# What this task involves
Here are some records; copy every line that holds the word "JSON".
══ Source records ══
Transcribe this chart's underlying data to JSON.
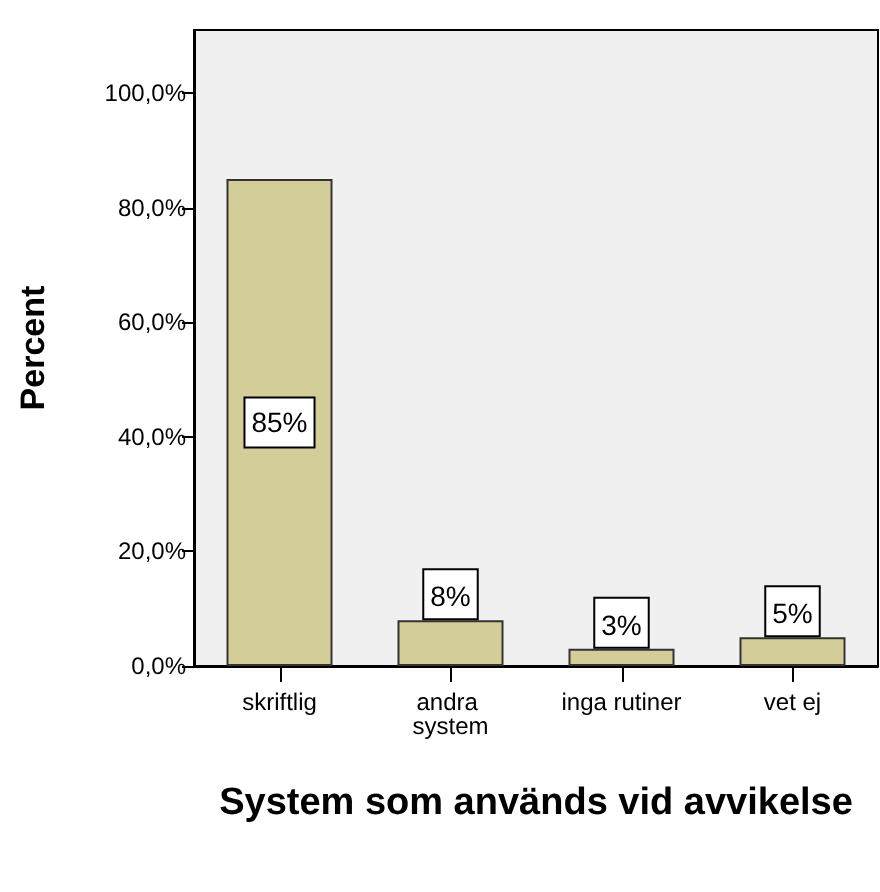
{
  "chart_data": {
    "type": "bar",
    "xlabel": "System som används vid avvikelse",
    "ylabel": "Percent",
    "categories": [
      "skriftlig",
      "andra system",
      "inga rutiner",
      "vet ej"
    ],
    "values": [
      85,
      8,
      3,
      5
    ],
    "value_labels": [
      "85%",
      "8%",
      "3%",
      "5%"
    ],
    "color": "#d3ce97",
    "ylim": [
      0,
      111
    ],
    "yticks": [
      {
        "value": 0,
        "label": "0,0%"
      },
      {
        "value": 20,
        "label": "20,0%"
      },
      {
        "value": 40,
        "label": "40,0%"
      },
      {
        "value": 60,
        "label": "60,0%"
      },
      {
        "value": 80,
        "label": "80,0%"
      },
      {
        "value": 100,
        "label": "100,0%"
      }
    ],
    "grid": false
  }
}
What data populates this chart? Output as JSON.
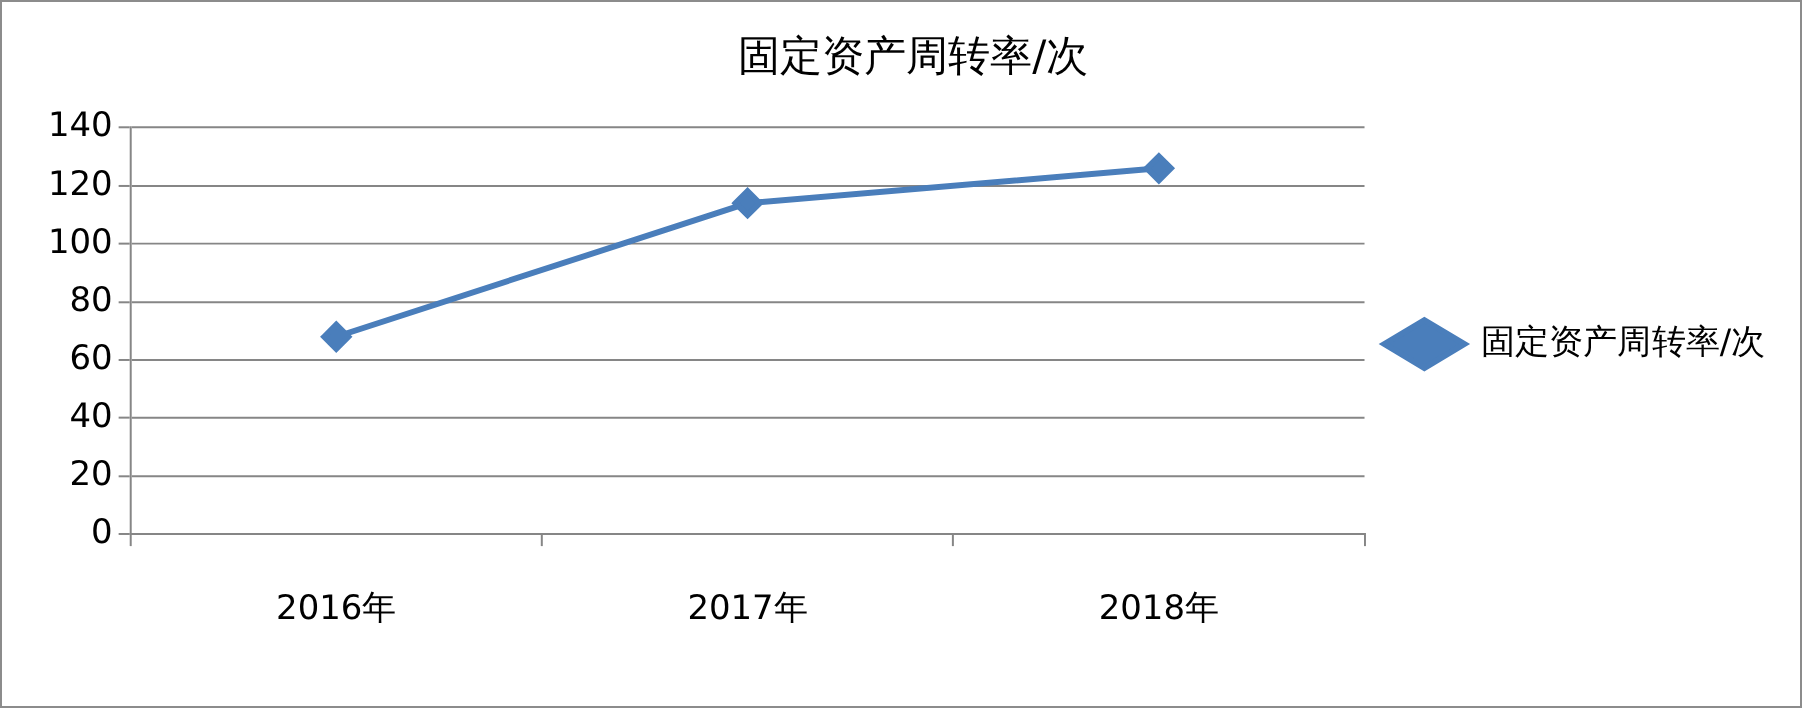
{
  "chart_data": {
    "type": "line",
    "title": "固定资产周转率/次",
    "categories": [
      "2016年",
      "2017年",
      "2018年"
    ],
    "series": [
      {
        "name": "固定资产周转率/次",
        "color": "#4a7ebb",
        "values": [
          68,
          114,
          126
        ]
      }
    ],
    "ylim": [
      0,
      140
    ],
    "yticks": [
      0,
      20,
      40,
      60,
      80,
      100,
      120,
      140
    ],
    "grid": "y",
    "legend": "right",
    "marker": "diamond",
    "line_style": "solid"
  }
}
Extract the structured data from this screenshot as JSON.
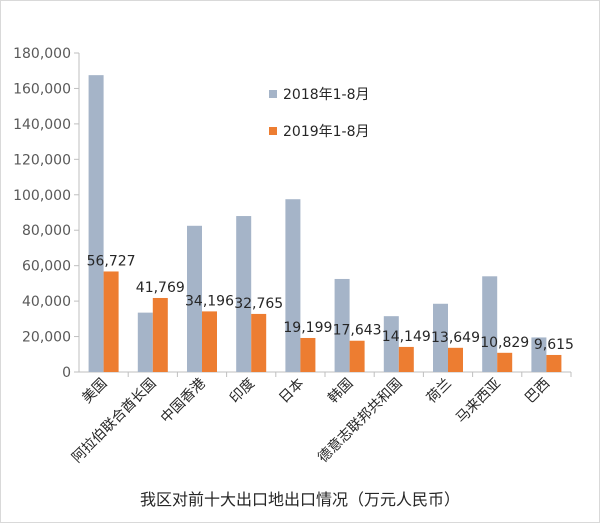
{
  "chart_data": {
    "type": "bar",
    "title": "",
    "caption": "我区对前十大出口地出口情况（万元人民币）",
    "xlabel": "",
    "ylabel": "",
    "ylim": [
      0,
      180000
    ],
    "yticks": [
      0,
      20000,
      40000,
      60000,
      80000,
      100000,
      120000,
      140000,
      160000,
      180000
    ],
    "ytick_labels": [
      "0",
      "20,000",
      "40,000",
      "60,000",
      "80,000",
      "100,000",
      "120,000",
      "140,000",
      "160,000",
      "180,000"
    ],
    "grid": false,
    "legend_position": "top-center",
    "categories": [
      "美国",
      "阿拉伯联合酋长国",
      "中国香港",
      "印度",
      "日本",
      "韩国",
      "德意志联邦共和国",
      "荷兰",
      "马来西亚",
      "巴西"
    ],
    "series": [
      {
        "name": "2018年1-8月",
        "color": "#a5b4c8",
        "values": [
          167500,
          33500,
          82500,
          88000,
          97500,
          52500,
          31500,
          38500,
          54000,
          19500
        ]
      },
      {
        "name": "2019年1-8月",
        "color": "#ed7d31",
        "values": [
          56727,
          41769,
          34196,
          32765,
          19199,
          17643,
          14149,
          13649,
          10829,
          9615
        ],
        "data_labels": [
          "56,727",
          "41,769",
          "34,196",
          "32,765",
          "19,199",
          "17,643",
          "14,149",
          "13,649",
          "10,829",
          "9,615"
        ]
      }
    ]
  }
}
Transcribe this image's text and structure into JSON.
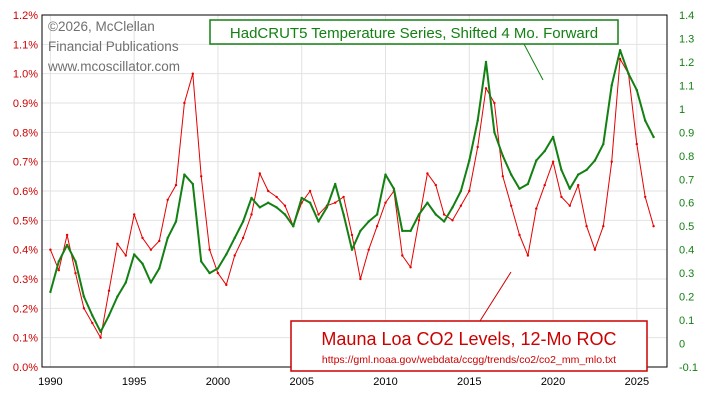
{
  "chart_data": {
    "type": "line",
    "copyright": [
      "©2026, McClellan",
      "Financial Publications",
      "www.mcoscillator.com"
    ],
    "x_ticks": [
      "1990",
      "1995",
      "2000",
      "2005",
      "2010",
      "2015",
      "2020",
      "2025"
    ],
    "xlim": [
      1989.5,
      2026.8
    ],
    "left_axis": {
      "range": [
        0.0,
        1.2
      ],
      "ticks": [
        "0.0%",
        "0.1%",
        "0.2%",
        "0.3%",
        "0.4%",
        "0.5%",
        "0.6%",
        "0.7%",
        "0.8%",
        "0.9%",
        "1.0%",
        "1.1%",
        "1.2%"
      ]
    },
    "right_axis": {
      "range": [
        -0.1,
        1.4
      ],
      "ticks": [
        "-0.1",
        "0",
        "0.1",
        "0.2",
        "0.3",
        "0.4",
        "0.5",
        "0.6",
        "0.7",
        "0.8",
        "0.9",
        "1",
        "1.1",
        "1.2",
        "1.3",
        "1.4"
      ]
    },
    "series": [
      {
        "name": "Mauna Loa CO2 Levels, 12-Mo ROC",
        "source": "https://gml.noaa.gov/webdata/ccgg/trends/co2/co2_mm_mlo.txt",
        "axis": "left",
        "color": "#e60000",
        "x": [
          1990.0,
          1990.5,
          1991.0,
          1991.5,
          1992.0,
          1992.5,
          1993.0,
          1993.5,
          1994.0,
          1994.5,
          1995.0,
          1995.5,
          1996.0,
          1996.5,
          1997.0,
          1997.5,
          1998.0,
          1998.5,
          1999.0,
          1999.5,
          2000.0,
          2000.5,
          2001.0,
          2001.5,
          2002.0,
          2002.5,
          2003.0,
          2003.5,
          2004.0,
          2004.5,
          2005.0,
          2005.5,
          2006.0,
          2006.5,
          2007.0,
          2007.5,
          2008.0,
          2008.5,
          2009.0,
          2009.5,
          2010.0,
          2010.5,
          2011.0,
          2011.5,
          2012.0,
          2012.5,
          2013.0,
          2013.5,
          2014.0,
          2014.5,
          2015.0,
          2015.5,
          2016.0,
          2016.5,
          2017.0,
          2017.5,
          2018.0,
          2018.5,
          2019.0,
          2019.5,
          2020.0,
          2020.5,
          2021.0,
          2021.5,
          2022.0,
          2022.5,
          2023.0,
          2023.5,
          2024.0,
          2024.5,
          2025.0,
          2025.5,
          2026.0
        ],
        "values": [
          0.4,
          0.33,
          0.45,
          0.32,
          0.2,
          0.15,
          0.1,
          0.26,
          0.42,
          0.38,
          0.52,
          0.44,
          0.4,
          0.43,
          0.57,
          0.62,
          0.9,
          1.0,
          0.65,
          0.4,
          0.32,
          0.28,
          0.38,
          0.44,
          0.52,
          0.66,
          0.6,
          0.58,
          0.55,
          0.48,
          0.56,
          0.6,
          0.52,
          0.55,
          0.56,
          0.58,
          0.45,
          0.3,
          0.4,
          0.48,
          0.56,
          0.6,
          0.38,
          0.34,
          0.5,
          0.66,
          0.62,
          0.52,
          0.5,
          0.55,
          0.6,
          0.75,
          0.95,
          0.9,
          0.65,
          0.55,
          0.45,
          0.38,
          0.54,
          0.62,
          0.7,
          0.58,
          0.55,
          0.62,
          0.48,
          0.4,
          0.48,
          0.7,
          1.05,
          1.0,
          0.76,
          0.58,
          0.48
        ]
      },
      {
        "name": "HadCRUT5 Temperature Series, Shifted 4 Mo. Forward",
        "axis": "right",
        "color": "#138013",
        "x": [
          1990.0,
          1990.5,
          1991.0,
          1991.5,
          1992.0,
          1992.5,
          1993.0,
          1993.5,
          1994.0,
          1994.5,
          1995.0,
          1995.5,
          1996.0,
          1996.5,
          1997.0,
          1997.5,
          1998.0,
          1998.5,
          1999.0,
          1999.5,
          2000.0,
          2000.5,
          2001.0,
          2001.5,
          2002.0,
          2002.5,
          2003.0,
          2003.5,
          2004.0,
          2004.5,
          2005.0,
          2005.5,
          2006.0,
          2006.5,
          2007.0,
          2007.5,
          2008.0,
          2008.5,
          2009.0,
          2009.5,
          2010.0,
          2010.5,
          2011.0,
          2011.5,
          2012.0,
          2012.5,
          2013.0,
          2013.5,
          2014.0,
          2014.5,
          2015.0,
          2015.5,
          2016.0,
          2016.5,
          2017.0,
          2017.5,
          2018.0,
          2018.5,
          2019.0,
          2019.5,
          2020.0,
          2020.5,
          2021.0,
          2021.5,
          2022.0,
          2022.5,
          2023.0,
          2023.5,
          2024.0,
          2024.5,
          2025.0,
          2025.5,
          2026.0
        ],
        "values": [
          0.22,
          0.35,
          0.42,
          0.35,
          0.2,
          0.12,
          0.05,
          0.12,
          0.2,
          0.26,
          0.38,
          0.34,
          0.26,
          0.32,
          0.45,
          0.52,
          0.72,
          0.68,
          0.35,
          0.3,
          0.32,
          0.38,
          0.45,
          0.52,
          0.62,
          0.58,
          0.6,
          0.58,
          0.55,
          0.5,
          0.62,
          0.6,
          0.52,
          0.58,
          0.68,
          0.55,
          0.4,
          0.48,
          0.52,
          0.55,
          0.72,
          0.66,
          0.48,
          0.48,
          0.55,
          0.6,
          0.55,
          0.52,
          0.58,
          0.65,
          0.78,
          0.95,
          1.2,
          0.9,
          0.8,
          0.72,
          0.66,
          0.68,
          0.78,
          0.82,
          0.88,
          0.74,
          0.66,
          0.72,
          0.74,
          0.78,
          0.85,
          1.1,
          1.25,
          1.15,
          1.08,
          0.95,
          0.88
        ]
      }
    ]
  }
}
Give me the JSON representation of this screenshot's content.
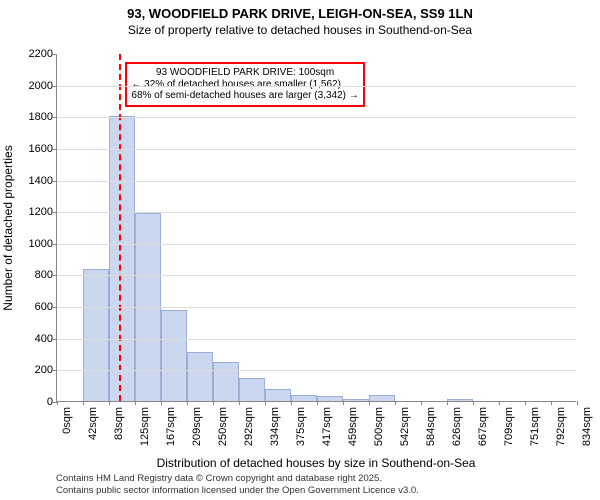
{
  "title": "93, WOODFIELD PARK DRIVE, LEIGH-ON-SEA, SS9 1LN",
  "subtitle": "Size of property relative to detached houses in Southend-on-Sea",
  "ylabel": "Number of detached properties",
  "xlabel": "Distribution of detached houses by size in Southend-on-Sea",
  "chart": {
    "type": "histogram",
    "bar_color": "#cad7ee",
    "bar_border": "#9aaed6",
    "background": "#ffffff",
    "grid_color": "#dddddd",
    "axis_color": "#888888",
    "y": {
      "min": 0,
      "max": 2200,
      "ticks": [
        0,
        200,
        400,
        600,
        800,
        1000,
        1200,
        1400,
        1600,
        1800,
        2000,
        2200
      ]
    },
    "x": {
      "ticks": [
        "0sqm",
        "42sqm",
        "83sqm",
        "125sqm",
        "167sqm",
        "209sqm",
        "250sqm",
        "292sqm",
        "334sqm",
        "375sqm",
        "417sqm",
        "459sqm",
        "500sqm",
        "542sqm",
        "584sqm",
        "626sqm",
        "667sqm",
        "709sqm",
        "751sqm",
        "792sqm",
        "834sqm"
      ]
    },
    "bars": [
      0,
      835,
      1800,
      1190,
      575,
      310,
      245,
      145,
      75,
      35,
      30,
      15,
      35,
      0,
      0,
      15,
      0,
      0,
      0,
      0
    ]
  },
  "reference": {
    "pos_bin": 2.4,
    "color": "#ff0000",
    "dash_width": 2,
    "label_main": "93 WOODFIELD PARK DRIVE: 100sqm",
    "label_line2": "← 32% of detached houses are smaller (1,562)",
    "label_line3": "68% of semi-detached houses are larger (3,342) →"
  },
  "footer": {
    "line1": "Contains HM Land Registry data © Crown copyright and database right 2025.",
    "line2": "Contains public sector information licensed under the Open Government Licence v3.0."
  },
  "font": {
    "title_size": 13,
    "subtitle_size": 12,
    "axis_label_size": 12,
    "tick_size": 11,
    "callout_size": 10,
    "footer_size": 9.5
  }
}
═══
# Answer to this exercise
Transcribe this chart's underlying data to JSON.
What data populates this chart? Output as JSON.
Extract the structured data from this screenshot as JSON.
Transcribe this image's text and structure into JSON.
Give me the JSON representation of this screenshot's content.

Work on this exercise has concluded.